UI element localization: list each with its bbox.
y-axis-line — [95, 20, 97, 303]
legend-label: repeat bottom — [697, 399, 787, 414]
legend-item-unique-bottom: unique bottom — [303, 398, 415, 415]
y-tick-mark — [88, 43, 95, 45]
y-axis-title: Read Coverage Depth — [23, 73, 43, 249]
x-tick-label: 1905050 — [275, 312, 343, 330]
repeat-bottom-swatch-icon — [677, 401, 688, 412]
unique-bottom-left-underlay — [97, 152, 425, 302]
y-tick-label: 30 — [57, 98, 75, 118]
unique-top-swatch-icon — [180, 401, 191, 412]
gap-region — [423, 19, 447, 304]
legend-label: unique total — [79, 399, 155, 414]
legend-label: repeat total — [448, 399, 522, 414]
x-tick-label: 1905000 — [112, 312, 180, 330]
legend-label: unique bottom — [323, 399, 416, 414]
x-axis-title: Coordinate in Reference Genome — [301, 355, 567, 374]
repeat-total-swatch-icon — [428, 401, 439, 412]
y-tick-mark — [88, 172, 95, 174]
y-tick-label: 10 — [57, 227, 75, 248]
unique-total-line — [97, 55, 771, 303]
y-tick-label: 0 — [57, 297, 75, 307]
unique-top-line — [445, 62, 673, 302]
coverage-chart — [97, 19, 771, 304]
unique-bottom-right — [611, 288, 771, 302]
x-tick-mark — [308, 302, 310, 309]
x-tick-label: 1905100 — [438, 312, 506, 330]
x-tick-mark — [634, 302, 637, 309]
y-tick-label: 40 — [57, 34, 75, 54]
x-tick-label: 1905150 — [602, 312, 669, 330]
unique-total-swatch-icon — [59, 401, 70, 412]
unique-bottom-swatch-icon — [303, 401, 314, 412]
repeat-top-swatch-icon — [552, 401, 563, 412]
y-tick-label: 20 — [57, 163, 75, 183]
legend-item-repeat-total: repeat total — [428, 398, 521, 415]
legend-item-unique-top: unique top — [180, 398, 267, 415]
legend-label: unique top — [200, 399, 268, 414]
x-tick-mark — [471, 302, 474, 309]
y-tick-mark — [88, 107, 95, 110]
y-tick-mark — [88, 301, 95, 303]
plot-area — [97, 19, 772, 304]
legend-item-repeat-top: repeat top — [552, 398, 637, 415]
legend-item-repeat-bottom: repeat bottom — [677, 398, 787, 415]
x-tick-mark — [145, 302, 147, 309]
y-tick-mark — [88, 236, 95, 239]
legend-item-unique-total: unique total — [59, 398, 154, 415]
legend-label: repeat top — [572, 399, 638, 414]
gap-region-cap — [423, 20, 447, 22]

# WHAT YOU NEED TO DO
What lines in the entries above include the string "mark"? Return each one.

# REPLY TO THE EXERCISE
y-tick-mark — [88, 43, 95, 45]
y-tick-mark — [88, 172, 95, 174]
x-tick-mark — [308, 302, 310, 309]
x-tick-mark — [634, 302, 637, 309]
x-tick-mark — [471, 302, 474, 309]
y-tick-mark — [88, 107, 95, 110]
y-tick-mark — [88, 301, 95, 303]
x-tick-mark — [145, 302, 147, 309]
y-tick-mark — [88, 236, 95, 239]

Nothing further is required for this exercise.